EXERCISE OBJECTIVE — Retype the material that follows, keeping every word as it is.

PROVIDED DATA —
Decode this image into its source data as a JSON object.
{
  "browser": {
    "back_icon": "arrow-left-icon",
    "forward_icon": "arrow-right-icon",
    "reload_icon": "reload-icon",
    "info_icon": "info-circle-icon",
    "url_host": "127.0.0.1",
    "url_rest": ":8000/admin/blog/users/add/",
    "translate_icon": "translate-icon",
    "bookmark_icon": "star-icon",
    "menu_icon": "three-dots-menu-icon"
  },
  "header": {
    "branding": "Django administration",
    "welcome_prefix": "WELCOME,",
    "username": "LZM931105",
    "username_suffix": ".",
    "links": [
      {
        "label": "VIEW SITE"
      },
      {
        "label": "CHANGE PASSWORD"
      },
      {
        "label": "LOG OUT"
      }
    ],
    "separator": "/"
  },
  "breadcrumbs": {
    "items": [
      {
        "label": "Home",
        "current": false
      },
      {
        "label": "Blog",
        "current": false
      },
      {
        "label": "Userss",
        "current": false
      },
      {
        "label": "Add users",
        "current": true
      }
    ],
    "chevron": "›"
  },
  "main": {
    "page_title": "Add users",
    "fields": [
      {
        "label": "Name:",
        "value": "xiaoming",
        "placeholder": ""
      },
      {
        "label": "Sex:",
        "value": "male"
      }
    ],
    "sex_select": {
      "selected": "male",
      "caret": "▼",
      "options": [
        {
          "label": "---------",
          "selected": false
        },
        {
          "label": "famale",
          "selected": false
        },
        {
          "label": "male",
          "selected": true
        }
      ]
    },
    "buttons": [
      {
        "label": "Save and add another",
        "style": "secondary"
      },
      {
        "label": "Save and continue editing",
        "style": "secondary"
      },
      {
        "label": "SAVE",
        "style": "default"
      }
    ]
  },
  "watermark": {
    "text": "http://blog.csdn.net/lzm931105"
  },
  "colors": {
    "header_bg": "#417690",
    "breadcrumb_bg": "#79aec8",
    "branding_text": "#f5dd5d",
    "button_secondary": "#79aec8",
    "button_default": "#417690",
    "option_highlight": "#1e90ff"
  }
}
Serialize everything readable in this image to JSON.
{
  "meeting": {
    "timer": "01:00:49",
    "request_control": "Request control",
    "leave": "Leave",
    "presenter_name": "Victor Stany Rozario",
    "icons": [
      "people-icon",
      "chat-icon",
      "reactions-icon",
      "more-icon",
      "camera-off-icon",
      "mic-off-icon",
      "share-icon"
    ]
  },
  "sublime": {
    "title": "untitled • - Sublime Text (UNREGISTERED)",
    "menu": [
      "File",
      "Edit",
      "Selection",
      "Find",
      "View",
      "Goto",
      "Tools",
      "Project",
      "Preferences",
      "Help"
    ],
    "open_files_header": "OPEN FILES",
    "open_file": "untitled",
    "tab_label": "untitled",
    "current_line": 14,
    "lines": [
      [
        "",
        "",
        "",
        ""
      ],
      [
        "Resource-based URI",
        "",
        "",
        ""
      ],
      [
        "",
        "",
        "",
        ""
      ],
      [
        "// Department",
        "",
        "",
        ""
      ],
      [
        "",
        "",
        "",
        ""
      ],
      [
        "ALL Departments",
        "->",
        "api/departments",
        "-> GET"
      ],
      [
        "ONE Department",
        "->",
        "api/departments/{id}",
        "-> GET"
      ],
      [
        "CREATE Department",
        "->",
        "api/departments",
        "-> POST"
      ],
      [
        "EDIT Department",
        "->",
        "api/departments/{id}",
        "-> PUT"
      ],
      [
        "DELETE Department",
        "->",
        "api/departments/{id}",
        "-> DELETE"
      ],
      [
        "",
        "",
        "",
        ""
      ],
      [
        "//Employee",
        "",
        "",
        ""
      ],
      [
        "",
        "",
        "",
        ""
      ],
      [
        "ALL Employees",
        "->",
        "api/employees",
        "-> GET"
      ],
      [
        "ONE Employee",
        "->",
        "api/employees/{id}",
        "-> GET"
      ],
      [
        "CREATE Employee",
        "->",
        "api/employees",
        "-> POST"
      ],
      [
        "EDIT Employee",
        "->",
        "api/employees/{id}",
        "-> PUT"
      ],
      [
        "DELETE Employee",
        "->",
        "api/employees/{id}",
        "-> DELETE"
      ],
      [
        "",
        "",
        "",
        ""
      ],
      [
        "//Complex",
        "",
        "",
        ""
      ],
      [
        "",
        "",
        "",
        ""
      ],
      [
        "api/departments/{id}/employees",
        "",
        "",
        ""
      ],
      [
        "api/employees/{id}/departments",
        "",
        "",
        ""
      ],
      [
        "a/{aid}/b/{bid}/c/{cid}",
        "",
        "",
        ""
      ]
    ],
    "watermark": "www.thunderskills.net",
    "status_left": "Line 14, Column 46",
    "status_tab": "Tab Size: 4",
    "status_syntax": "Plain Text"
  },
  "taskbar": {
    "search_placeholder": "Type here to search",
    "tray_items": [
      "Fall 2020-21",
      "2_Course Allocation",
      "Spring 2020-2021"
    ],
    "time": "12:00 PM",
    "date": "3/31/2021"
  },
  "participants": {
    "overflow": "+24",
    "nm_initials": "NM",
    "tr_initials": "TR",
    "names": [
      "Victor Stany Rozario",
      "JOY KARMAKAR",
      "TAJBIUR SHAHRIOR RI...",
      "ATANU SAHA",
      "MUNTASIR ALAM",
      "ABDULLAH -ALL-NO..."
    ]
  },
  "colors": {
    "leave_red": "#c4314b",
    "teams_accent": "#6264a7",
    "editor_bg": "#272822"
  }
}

EXERCISE OUTPUT —
Decode this image into its source data as a JSON object.
{
  "browser": {
    "back_icon": "arrow-left-icon",
    "forward_icon": "arrow-right-icon",
    "reload_icon": "reload-icon",
    "info_icon": "info-circle-icon",
    "url_host": "127.0.0.1",
    "url_rest": ":8000/admin/blog/users/add/",
    "translate_icon": "translate-icon",
    "bookmark_icon": "star-icon",
    "menu_icon": "three-dots-menu-icon"
  },
  "header": {
    "branding": "Django administration",
    "welcome_prefix": "WELCOME,",
    "username": "LZM931105",
    "username_suffix": ".",
    "links": [
      {
        "label": "VIEW SITE"
      },
      {
        "label": "CHANGE PASSWORD"
      },
      {
        "label": "LOG OUT"
      }
    ],
    "separator": "/"
  },
  "breadcrumbs": {
    "items": [
      {
        "label": "Home",
        "current": false
      },
      {
        "label": "Blog",
        "current": false
      },
      {
        "label": "Userss",
        "current": false
      },
      {
        "label": "Add users",
        "current": true
      }
    ],
    "chevron": "›"
  },
  "main": {
    "page_title": "Add users",
    "fields": [
      {
        "label": "Name:",
        "value": "xiaoming",
        "placeholder": ""
      },
      {
        "label": "Sex:",
        "value": "male"
      }
    ],
    "sex_select": {
      "selected": "male",
      "caret": "▼",
      "options": [
        {
          "label": "---------",
          "selected": false
        },
        {
          "label": "famale",
          "selected": false
        },
        {
          "label": "male",
          "selected": true
        }
      ]
    },
    "buttons": [
      {
        "label": "Save and add another",
        "style": "secondary"
      },
      {
        "label": "Save and continue editing",
        "style": "secondary"
      },
      {
        "label": "SAVE",
        "style": "default"
      }
    ]
  },
  "watermark": {
    "text": "http://blog.csdn.net/lzm931105"
  },
  "colors": {
    "header_bg": "#417690",
    "breadcrumb_bg": "#79aec8",
    "branding_text": "#f5dd5d",
    "button_secondary": "#79aec8",
    "button_default": "#417690",
    "option_highlight": "#1e90ff"
  }
}
Serialize everything readable in this image to JSON.
{
  "meeting": {
    "timer": "01:00:49",
    "request_control": "Request control",
    "leave": "Leave",
    "presenter_name": "Victor Stany Rozario",
    "icons": [
      "people-icon",
      "chat-icon",
      "reactions-icon",
      "more-icon",
      "camera-off-icon",
      "mic-off-icon",
      "share-icon"
    ]
  },
  "sublime": {
    "title": "untitled • - Sublime Text (UNREGISTERED)",
    "menu": [
      "File",
      "Edit",
      "Selection",
      "Find",
      "View",
      "Goto",
      "Tools",
      "Project",
      "Preferences",
      "Help"
    ],
    "open_files_header": "OPEN FILES",
    "open_file": "untitled",
    "tab_label": "untitled",
    "current_line": 14,
    "lines": [
      [
        "",
        "",
        "",
        ""
      ],
      [
        "Resource-based URI",
        "",
        "",
        ""
      ],
      [
        "",
        "",
        "",
        ""
      ],
      [
        "// Department",
        "",
        "",
        ""
      ],
      [
        "",
        "",
        "",
        ""
      ],
      [
        "ALL Departments",
        "->",
        "api/departments",
        "-> GET"
      ],
      [
        "ONE Department",
        "->",
        "api/departments/{id}",
        "-> GET"
      ],
      [
        "CREATE Department",
        "->",
        "api/departments",
        "-> POST"
      ],
      [
        "EDIT Department",
        "->",
        "api/departments/{id}",
        "-> PUT"
      ],
      [
        "DELETE Department",
        "->",
        "api/departments/{id}",
        "-> DELETE"
      ],
      [
        "",
        "",
        "",
        ""
      ],
      [
        "//Employee",
        "",
        "",
        ""
      ],
      [
        "",
        "",
        "",
        ""
      ],
      [
        "ALL Employees",
        "->",
        "api/employees",
        "-> GET"
      ],
      [
        "ONE Employee",
        "->",
        "api/employees/{id}",
        "-> GET"
      ],
      [
        "CREATE Employee",
        "->",
        "api/employees",
        "-> POST"
      ],
      [
        "EDIT Employee",
        "->",
        "api/employees/{id}",
        "-> PUT"
      ],
      [
        "DELETE Employee",
        "->",
        "api/employees/{id}",
        "-> DELETE"
      ],
      [
        "",
        "",
        "",
        ""
      ],
      [
        "//Complex",
        "",
        "",
        ""
      ],
      [
        "",
        "",
        "",
        ""
      ],
      [
        "api/departments/{id}/employees",
        "",
        "",
        ""
      ],
      [
        "api/employees/{id}/departments",
        "",
        "",
        ""
      ],
      [
        "a/{aid}/b/{bid}/c/{cid}",
        "",
        "",
        ""
      ]
    ],
    "watermark": "www.thunderskills.net",
    "status_left": "Line 14, Column 46",
    "status_tab": "Tab Size: 4",
    "status_syntax": "Plain Text"
  },
  "taskbar": {
    "search_placeholder": "Type here to search",
    "tray_items": [
      "Fall 2020-21",
      "2_Course Allocation",
      "Spring 2020-2021"
    ],
    "time": "12:00 PM",
    "date": "3/31/2021"
  },
  "participants": {
    "overflow": "+24",
    "nm_initials": "NM",
    "tr_initials": "TR",
    "names": [
      "Victor Stany Rozario",
      "JOY KARMAKAR",
      "TAJBIUR SHAHRIOR RI...",
      "ATANU SAHA",
      "MUNTASIR ALAM",
      "ABDULLAH -ALL-NO..."
    ]
  },
  "colors": {
    "leave_red": "#c4314b",
    "teams_accent": "#6264a7",
    "editor_bg": "#272822"
  }
}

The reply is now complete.